* EXERCISE GOAL: Can you rewrite the part of the Dogfight review that opens with the words "Because these three" and closes with "for this story.", updating it so that "profane language" becomes "coarse language"?

* DOCUMENT SEGMENT:
-- start --

Filichia Features: Dogfight Wins

Filichia Features: Dogfight Wins

Here’s a story about “The Three B’s” that has nothing to do with Bach, Beethoven and Brahms.

Instead, this trio of young men can be called The Three Little Pigs who deserve three “F’s” for their behavior.

But three writers – librettist Peter Duchan and songsmiths Benj Pasek and Justin Paul -- get three "A’s" for effectively dramatizing Messrs. Bernstein, Boland and Birdlace, who bond and nickname themselves “The Three B’s” in Dogfight.

Because these three guys and virtually everyone else are in their twenties, Dogfight is an ideal college show. This was again proved by Cole Edick’s recent (and excellent) production for the Harvard-Radcliffe Dramatic Club in Cambridge, Massachusetts.

Truth to tell, the sizable amount of profane language may well preclude some high schools from embracing Dogfight. Because colleges are a different story, they’re more logical locales for this story.

The 2012 musical shows us that these three Marines are out to have a great time before they ship out to Vietnam. It is, by the way, Nov. 21, 1963, the last day before America lost a profound amount of its innocence; the assassination of President John F. Kennedy occurred the following day.

These lads already aren’t so innocent. They and their equally heinous buddies will engage in a dogfight – a euphemism for a disgusting prank in which each Marine goes out specifically in search of the least attractive young woman he can find. He then brings her to a dance where his fellow Marines vote on the ugliest woman. The winner gets a cash prize, while the “Dog” gets humiliated.

“Marines have been holding dogfights since they wrote the Constitution," says one of the Bees, acting as if such a tradition has been validated by time. No, that doesn’t make a dogfight right. And yet, give Pasek and Paul credit for writing well for their characters who sing "The game ain't over till the fat lady barks."

We center Eddie Birdlace -- the only “B,” in fact, who gets a first name, for he’s our leading man. While he’s at a diner, he sees Rose, the overweight twentysomething waitress who hasn’t found much love from boys or men.

Rose can’t believe that any young man could like the likes of her. "A lonely, pathetic, ugly fat girl” is how she sees herself. So Eddie works hard to have her join him. Finally she feels he’s sincere, which makes the impending tragedy that much greater. In song, Rose proclaims that Eddie is "Nothing Short of Wonderful" while we know he's nothing of the kind and substantially short of decent. The sad irony is that she's afraid that she won't measure up to him.

Thankfully, the moment that they reach the dance, Eddie has second thoughts and says they shouldn't go in. Cole Edick directed Eddie's buddy to interrupt him much too quickly. We need time for that to sink in so we can see that Eddie really does have a heart and realizes the consequences of the game.

Sad to say, Eddie’s second thoughts are too late. Now that he doesn’t want to take Rose inside, she thinks he is ashamed of her, so he must bring her in. When she discovers the truth, she is of course devastated.

But the event does eventually make Rose find her self-esteem. "You're the ugly one, not me," she snarls at him. The truth has set her free.

-- end --

Labeled region entries

-- start --

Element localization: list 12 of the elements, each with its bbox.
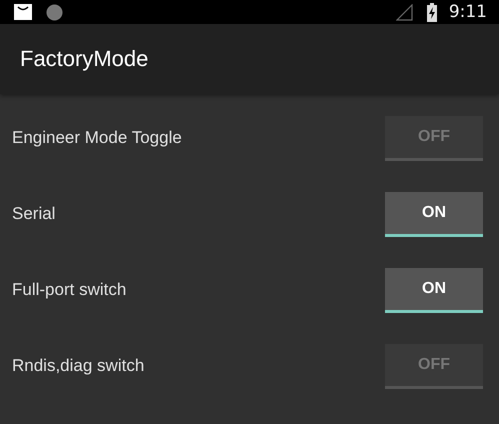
circle-icon	[46, 4, 63, 20]
setting-label: Serial	[12, 204, 56, 224]
battery-charging-icon	[426, 2, 437, 22]
status-time: 9:11	[448, 2, 487, 22]
setting-label: Engineer Mode Toggle	[12, 128, 182, 148]
mail-icon	[14, 4, 32, 20]
setting-label: Rndis,diag switch	[12, 356, 144, 376]
toggle-button[interactable]: ON	[385, 268, 483, 312]
app-title: FactoryMode	[20, 46, 148, 72]
setting-label: Full-port switch	[12, 280, 126, 300]
signal-icon	[396, 4, 413, 20]
toggle-button[interactable]: ON	[385, 192, 483, 236]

-- end --

* RESPONSE TO THE TASK:
Because these three guys and virtually everyone else are in their twenties, Dogfight is an ideal college show. This was again proved by Cole Edick’s recent (and excellent) production for the Harvard-Radcliffe Dramatic Club in Cambridge, Massachusetts.

Truth to tell, the sizable amount of coarse language may well preclude some high schools from embracing Dogfight. Because colleges are a different story, they’re more logical locales for this story.